* begin THE INPUT *

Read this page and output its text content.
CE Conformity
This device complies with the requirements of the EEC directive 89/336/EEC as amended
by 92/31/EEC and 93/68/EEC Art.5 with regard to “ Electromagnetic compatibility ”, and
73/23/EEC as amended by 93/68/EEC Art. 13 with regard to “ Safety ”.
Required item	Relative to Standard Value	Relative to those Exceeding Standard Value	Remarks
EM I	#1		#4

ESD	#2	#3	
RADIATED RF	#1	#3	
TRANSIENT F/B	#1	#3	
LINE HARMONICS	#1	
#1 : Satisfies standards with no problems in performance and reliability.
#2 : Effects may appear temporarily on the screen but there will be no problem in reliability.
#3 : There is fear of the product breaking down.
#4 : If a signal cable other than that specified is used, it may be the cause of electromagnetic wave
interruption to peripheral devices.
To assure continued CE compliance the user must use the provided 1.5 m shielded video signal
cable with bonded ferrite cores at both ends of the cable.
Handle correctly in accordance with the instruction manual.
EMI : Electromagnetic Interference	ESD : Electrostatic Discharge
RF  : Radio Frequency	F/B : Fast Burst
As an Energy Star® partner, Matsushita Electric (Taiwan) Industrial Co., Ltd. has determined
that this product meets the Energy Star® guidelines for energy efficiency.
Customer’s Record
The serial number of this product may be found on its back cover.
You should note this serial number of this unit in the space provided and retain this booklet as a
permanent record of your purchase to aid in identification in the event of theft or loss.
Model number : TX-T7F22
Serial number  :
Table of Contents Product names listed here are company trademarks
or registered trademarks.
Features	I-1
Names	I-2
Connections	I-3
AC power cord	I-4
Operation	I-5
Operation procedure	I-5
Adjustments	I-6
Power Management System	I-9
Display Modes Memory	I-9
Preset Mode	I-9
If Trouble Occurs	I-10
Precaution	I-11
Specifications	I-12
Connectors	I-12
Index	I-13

* end THE INPUT *

● **TASK GOAL**: Which lines hold the word "cable"? Show each one.

● **ANSWER IN FULL**:
#4 : If a signal cable other than that specified is used, it may be the cause of electromagnetic wave
cable with bonded ferrite cores at both ends of the cable.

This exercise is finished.